### WHAT THE TASK ASKS
Write out every entry, unchanged. Skip any picture.

[Dataset records]
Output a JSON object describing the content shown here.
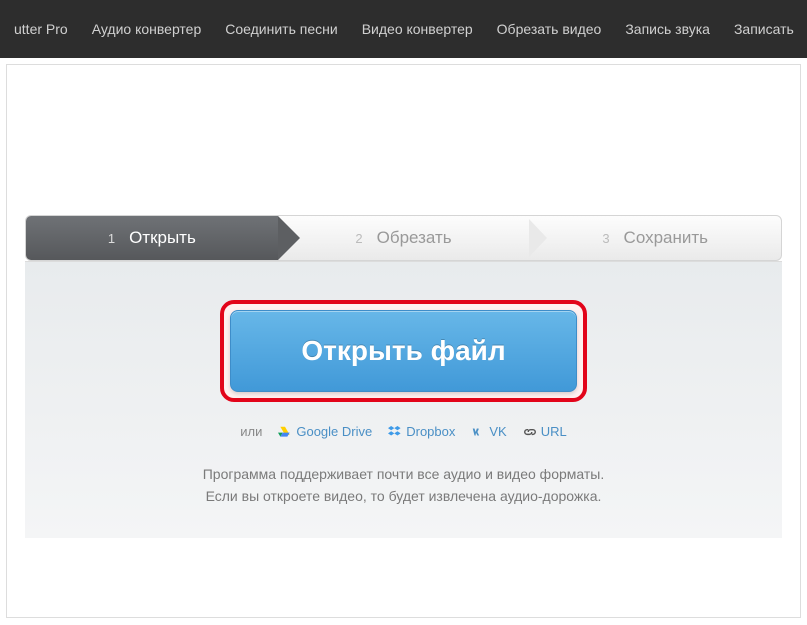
{
  "topnav": {
    "items": [
      "utter Pro",
      "Аудио конвертер",
      "Соединить песни",
      "Видео конвертер",
      "Обрезать видео",
      "Запись звука",
      "Записать"
    ]
  },
  "steps": [
    {
      "num": "1",
      "label": "Открыть"
    },
    {
      "num": "2",
      "label": "Обрезать"
    },
    {
      "num": "3",
      "label": "Сохранить"
    }
  ],
  "main": {
    "open_file_label": "Открыть файл",
    "or_label": "или",
    "alt_links": {
      "gdrive": "Google Drive",
      "dropbox": "Dropbox",
      "vk": "VK",
      "url": "URL"
    },
    "desc_line1": "Программа поддерживает почти все аудио и видео форматы.",
    "desc_line2": "Если вы откроете видео, то будет извлечена аудио-дорожка."
  }
}
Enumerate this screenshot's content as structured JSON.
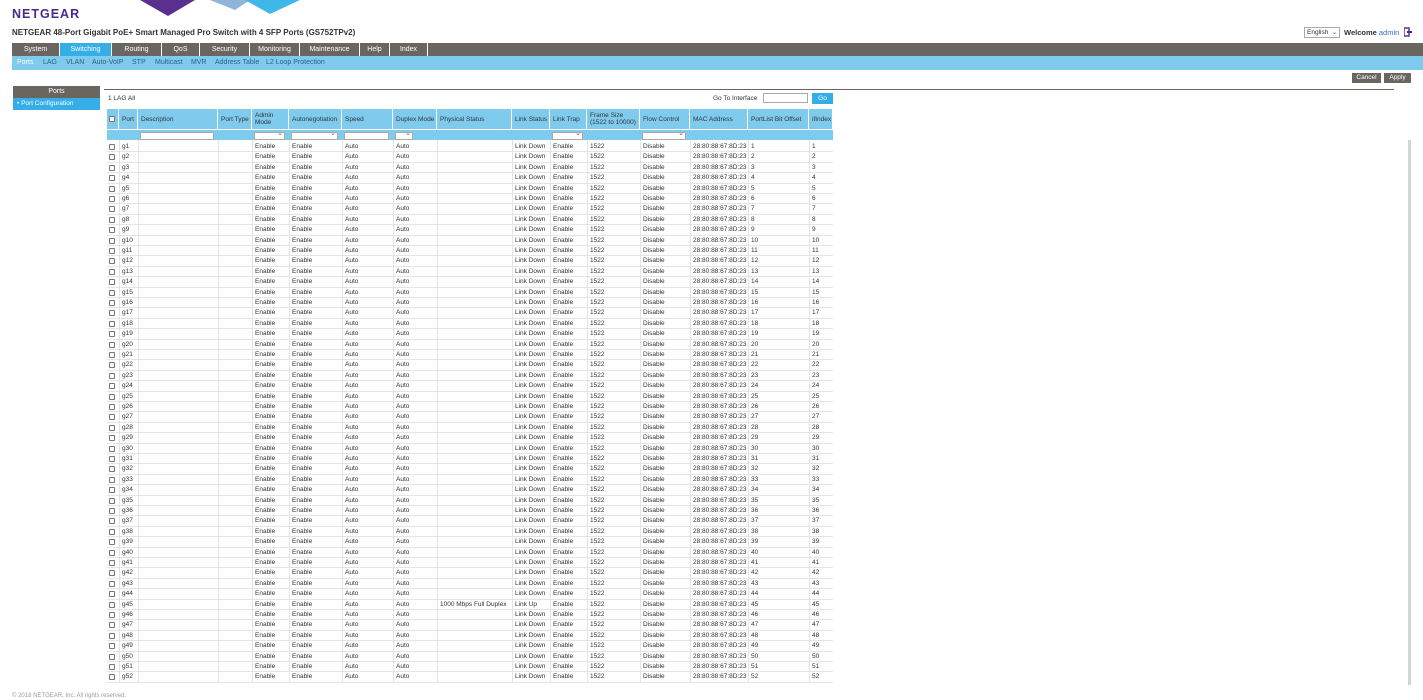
{
  "header": {
    "brand": "NETGEAR",
    "product_title": "NETGEAR 48-Port Gigabit PoE+ Smart Managed Pro Switch with 4 SFP Ports (GS752TPv2)",
    "language": "English",
    "welcome_label": "Welcome",
    "user": "admin"
  },
  "colors": {
    "accent": "#35aee8",
    "nav": "#6b6560",
    "subnav": "#7fcbee",
    "brand": "#4b2a8a"
  },
  "main_nav": [
    "System",
    "Switching",
    "Routing",
    "QoS",
    "Security",
    "Monitoring",
    "Maintenance",
    "Help",
    "Index"
  ],
  "sub_nav": [
    "Ports",
    "LAG",
    "VLAN",
    "Auto-VoIP",
    "STP",
    "Multicast",
    "MVR",
    "Address Table",
    "L2 Loop Protection"
  ],
  "buttons": {
    "cancel": "Cancel",
    "apply": "Apply",
    "go": "Go"
  },
  "sidebar": {
    "header": "Ports",
    "items": [
      "• Port Configuration"
    ]
  },
  "toolbar": {
    "lag_label": "1 LAG All",
    "goto_label": "Go To Interface"
  },
  "table": {
    "columns": [
      "Port",
      "Description",
      "Port Type",
      "Admin Mode",
      "Autonegotiation",
      "Speed",
      "Duplex Mode",
      "Physical Status",
      "Link Status",
      "Link Trap",
      "Frame Size (1522 to 10000)",
      "Flow Control",
      "MAC Address",
      "PortList Bit Offset",
      "ifIndex"
    ],
    "rows": []
  },
  "footer": "© 2018 NETGEAR, Inc. All rights reserved."
}
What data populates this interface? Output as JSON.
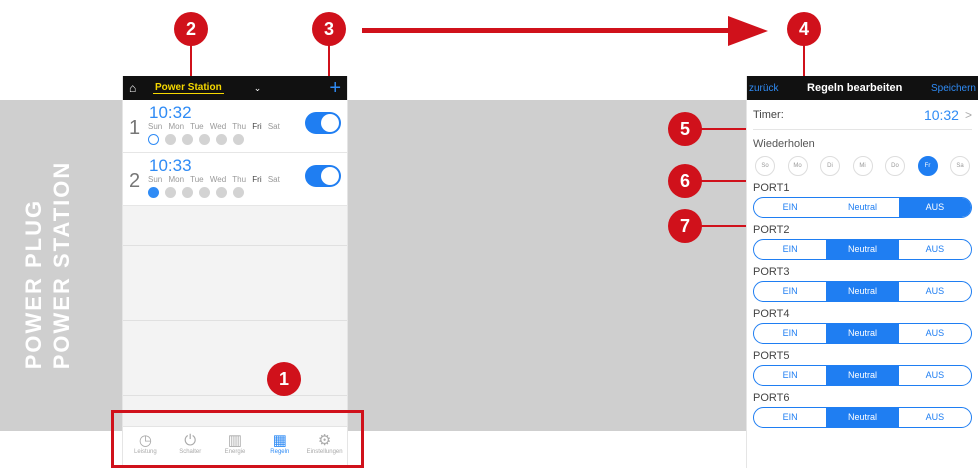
{
  "side_text": {
    "line1": "POWER PLUG",
    "line2": "POWER STATION"
  },
  "badges": [
    "1",
    "2",
    "3",
    "4",
    "5",
    "6",
    "7"
  ],
  "left_phone": {
    "home_icon": "home-icon",
    "station_name": "Power Station",
    "caret": "⌄",
    "plus": "+",
    "rules": [
      {
        "num": "1",
        "time": "10:32",
        "days": [
          "Sun",
          "Mon",
          "Tue",
          "Wed",
          "Thu",
          "Fri",
          "Sat"
        ],
        "first_dot": "EIN",
        "enabled": true
      },
      {
        "num": "2",
        "time": "10:33",
        "days": [
          "Sun",
          "Mon",
          "Tue",
          "Wed",
          "Thu",
          "Fri",
          "Sat"
        ],
        "first_dot": "EIN",
        "enabled": true
      }
    ],
    "tabs": [
      {
        "icon": "◷",
        "icon_name": "gauge-icon",
        "label": "Leistung"
      },
      {
        "icon": "⏻",
        "icon_name": "power-icon",
        "label": "Schalter"
      },
      {
        "icon": "▥",
        "icon_name": "bar-chart-icon",
        "label": "Energie"
      },
      {
        "icon": "▦",
        "icon_name": "calendar-clock-icon",
        "label": "Regeln",
        "active": true
      },
      {
        "icon": "⚙",
        "icon_name": "gear-icon",
        "label": "Einstellungen"
      }
    ]
  },
  "right_phone": {
    "back": "zurück",
    "title": "Regeln bearbeiten",
    "save": "Speichern",
    "timer_label": "Timer:",
    "timer_value": "10:32",
    "timer_chevron": ">",
    "repeat_label": "Wiederholen",
    "weekdays": [
      "So",
      "Mo",
      "Di",
      "Mi",
      "Do",
      "Fr",
      "Sa"
    ],
    "selected_weekday": "Fr",
    "options": [
      "EIN",
      "Neutral",
      "AUS"
    ],
    "ports": [
      {
        "label": "PORT1",
        "selected": "AUS"
      },
      {
        "label": "PORT2",
        "selected": "Neutral"
      },
      {
        "label": "PORT3",
        "selected": "Neutral"
      },
      {
        "label": "PORT4",
        "selected": "Neutral"
      },
      {
        "label": "PORT5",
        "selected": "Neutral"
      },
      {
        "label": "PORT6",
        "selected": "Neutral"
      }
    ]
  },
  "colors": {
    "accent": "#d0111b",
    "blue": "#1f7ef2",
    "band": "#cfcfcf",
    "yellow": "#f5d800"
  }
}
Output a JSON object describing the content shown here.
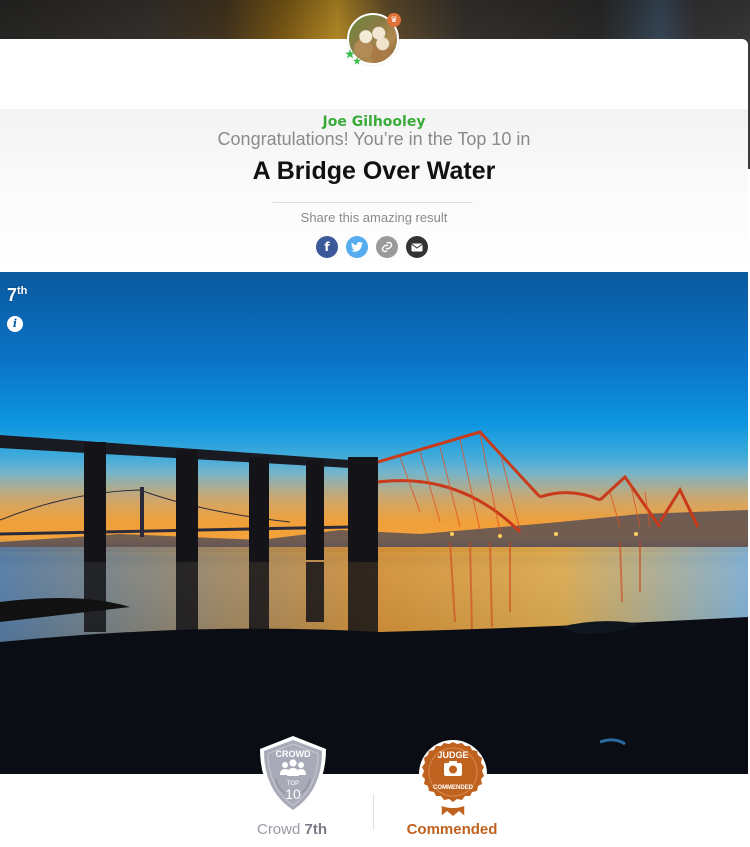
{
  "profile": {
    "username": "Joe Gilhooley",
    "avatar_alt": "owls-avatar",
    "crown_badge": "♛"
  },
  "result": {
    "congrats_text": "Congratulations! You’re in the Top 10 in",
    "contest_title": "A Bridge Over Water",
    "share_label": "Share this amazing result",
    "share_buttons": [
      {
        "name": "facebook",
        "glyph": "f",
        "color": "#3b5998"
      },
      {
        "name": "twitter",
        "glyph": "t",
        "color": "#55acee"
      },
      {
        "name": "copy-link",
        "glyph": "🔗",
        "color": "#9a9a9a"
      },
      {
        "name": "email",
        "glyph": "✉",
        "color": "#333333"
      }
    ]
  },
  "photo": {
    "rank_number": "7",
    "rank_suffix": "th",
    "info_glyph": "i",
    "subject": "Forth Bridge at sunset"
  },
  "badges": {
    "crowd": {
      "top_text": "CROWD",
      "middle_text": "TOP",
      "number": "10",
      "label_prefix": "Crowd",
      "label_value": "7th",
      "color": "#a9aab8"
    },
    "judge": {
      "top_text": "JUDGE",
      "bottom_text": "COMMENDED",
      "label": "Commended",
      "color": "#c0621f"
    }
  },
  "colors": {
    "username": "#3aaa3a",
    "judge_accent": "#c0621f",
    "crowd_accent": "#a9aab8"
  }
}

### IN RESPONSE
Output a JSON object describing the content shown here.
{
  "topnav": {
    "items": [
      "utter Pro",
      "Аудио конвертер",
      "Соединить песни",
      "Видео конвертер",
      "Обрезать видео",
      "Запись звука",
      "Записать"
    ]
  },
  "steps": [
    {
      "num": "1",
      "label": "Открыть"
    },
    {
      "num": "2",
      "label": "Обрезать"
    },
    {
      "num": "3",
      "label": "Сохранить"
    }
  ],
  "main": {
    "open_file_label": "Открыть файл",
    "or_label": "или",
    "alt_links": {
      "gdrive": "Google Drive",
      "dropbox": "Dropbox",
      "vk": "VK",
      "url": "URL"
    },
    "desc_line1": "Программа поддерживает почти все аудио и видео форматы.",
    "desc_line2": "Если вы откроете видео, то будет извлечена аудио-дорожка."
  }
}
Enumerate this screenshot's content as structured JSON.
{
  "header": {
    "brand": "NETGEAR",
    "product_title": "NETGEAR 48-Port Gigabit PoE+ Smart Managed Pro Switch with 4 SFP Ports (GS752TPv2)",
    "language": "English",
    "welcome_label": "Welcome",
    "user": "admin"
  },
  "colors": {
    "accent": "#35aee8",
    "nav": "#6b6560",
    "subnav": "#7fcbee",
    "brand": "#4b2a8a"
  },
  "main_nav": [
    "System",
    "Switching",
    "Routing",
    "QoS",
    "Security",
    "Monitoring",
    "Maintenance",
    "Help",
    "Index"
  ],
  "sub_nav": [
    "Ports",
    "LAG",
    "VLAN",
    "Auto-VoIP",
    "STP",
    "Multicast",
    "MVR",
    "Address Table",
    "L2 Loop Protection"
  ],
  "buttons": {
    "cancel": "Cancel",
    "apply": "Apply",
    "go": "Go"
  },
  "sidebar": {
    "header": "Ports",
    "items": [
      "• Port Configuration"
    ]
  },
  "toolbar": {
    "lag_label": "1 LAG All",
    "goto_label": "Go To Interface"
  },
  "table": {
    "columns": [
      "Port",
      "Description",
      "Port Type",
      "Admin Mode",
      "Autonegotiation",
      "Speed",
      "Duplex Mode",
      "Physical Status",
      "Link Status",
      "Link Trap",
      "Frame Size (1522 to 10000)",
      "Flow Control",
      "MAC Address",
      "PortList Bit Offset",
      "ifIndex"
    ],
    "rows": []
  },
  "footer": "© 2018 NETGEAR, Inc. All rights reserved."
}
What data populates this interface? Output as JSON.
{
  "side_text": {
    "line1": "POWER PLUG",
    "line2": "POWER STATION"
  },
  "badges": [
    "1",
    "2",
    "3",
    "4",
    "5",
    "6",
    "7"
  ],
  "left_phone": {
    "home_icon": "home-icon",
    "station_name": "Power Station",
    "caret": "⌄",
    "plus": "+",
    "rules": [
      {
        "num": "1",
        "time": "10:32",
        "days": [
          "Sun",
          "Mon",
          "Tue",
          "Wed",
          "Thu",
          "Fri",
          "Sat"
        ],
        "first_dot": "EIN",
        "enabled": true
      },
      {
        "num": "2",
        "time": "10:33",
        "days": [
          "Sun",
          "Mon",
          "Tue",
          "Wed",
          "Thu",
          "Fri",
          "Sat"
        ],
        "first_dot": "EIN",
        "enabled": true
      }
    ],
    "tabs": [
      {
        "icon": "◷",
        "icon_name": "gauge-icon",
        "label": "Leistung"
      },
      {
        "icon": "⏻",
        "icon_name": "power-icon",
        "label": "Schalter"
      },
      {
        "icon": "▥",
        "icon_name": "bar-chart-icon",
        "label": "Energie"
      },
      {
        "icon": "▦",
        "icon_name": "calendar-clock-icon",
        "label": "Regeln",
        "active": true
      },
      {
        "icon": "⚙",
        "icon_name": "gear-icon",
        "label": "Einstellungen"
      }
    ]
  },
  "right_phone": {
    "back": "zurück",
    "title": "Regeln bearbeiten",
    "save": "Speichern",
    "timer_label": "Timer:",
    "timer_value": "10:32",
    "timer_chevron": ">",
    "repeat_label": "Wiederholen",
    "weekdays": [
      "So",
      "Mo",
      "Di",
      "Mi",
      "Do",
      "Fr",
      "Sa"
    ],
    "selected_weekday": "Fr",
    "options": [
      "EIN",
      "Neutral",
      "AUS"
    ],
    "ports": [
      {
        "label": "PORT1",
        "selected": "AUS"
      },
      {
        "label": "PORT2",
        "selected": "Neutral"
      },
      {
        "label": "PORT3",
        "selected": "Neutral"
      },
      {
        "label": "PORT4",
        "selected": "Neutral"
      },
      {
        "label": "PORT5",
        "selected": "Neutral"
      },
      {
        "label": "PORT6",
        "selected": "Neutral"
      }
    ]
  },
  "colors": {
    "accent": "#d0111b",
    "blue": "#1f7ef2",
    "band": "#cfcfcf",
    "yellow": "#f5d800"
  }
}
Output a JSON object describing the content shown here.
{
  "profile": {
    "username": "Joe Gilhooley",
    "avatar_alt": "owls-avatar",
    "crown_badge": "♛"
  },
  "result": {
    "congrats_text": "Congratulations! You’re in the Top 10 in",
    "contest_title": "A Bridge Over Water",
    "share_label": "Share this amazing result",
    "share_buttons": [
      {
        "name": "facebook",
        "glyph": "f",
        "color": "#3b5998"
      },
      {
        "name": "twitter",
        "glyph": "t",
        "color": "#55acee"
      },
      {
        "name": "copy-link",
        "glyph": "🔗",
        "color": "#9a9a9a"
      },
      {
        "name": "email",
        "glyph": "✉",
        "color": "#333333"
      }
    ]
  },
  "photo": {
    "rank_number": "7",
    "rank_suffix": "th",
    "info_glyph": "i",
    "subject": "Forth Bridge at sunset"
  },
  "badges": {
    "crowd": {
      "top_text": "CROWD",
      "middle_text": "TOP",
      "number": "10",
      "label_prefix": "Crowd",
      "label_value": "7th",
      "color": "#a9aab8"
    },
    "judge": {
      "top_text": "JUDGE",
      "bottom_text": "COMMENDED",
      "label": "Commended",
      "color": "#c0621f"
    }
  },
  "colors": {
    "username": "#3aaa3a",
    "judge_accent": "#c0621f",
    "crowd_accent": "#a9aab8"
  }
}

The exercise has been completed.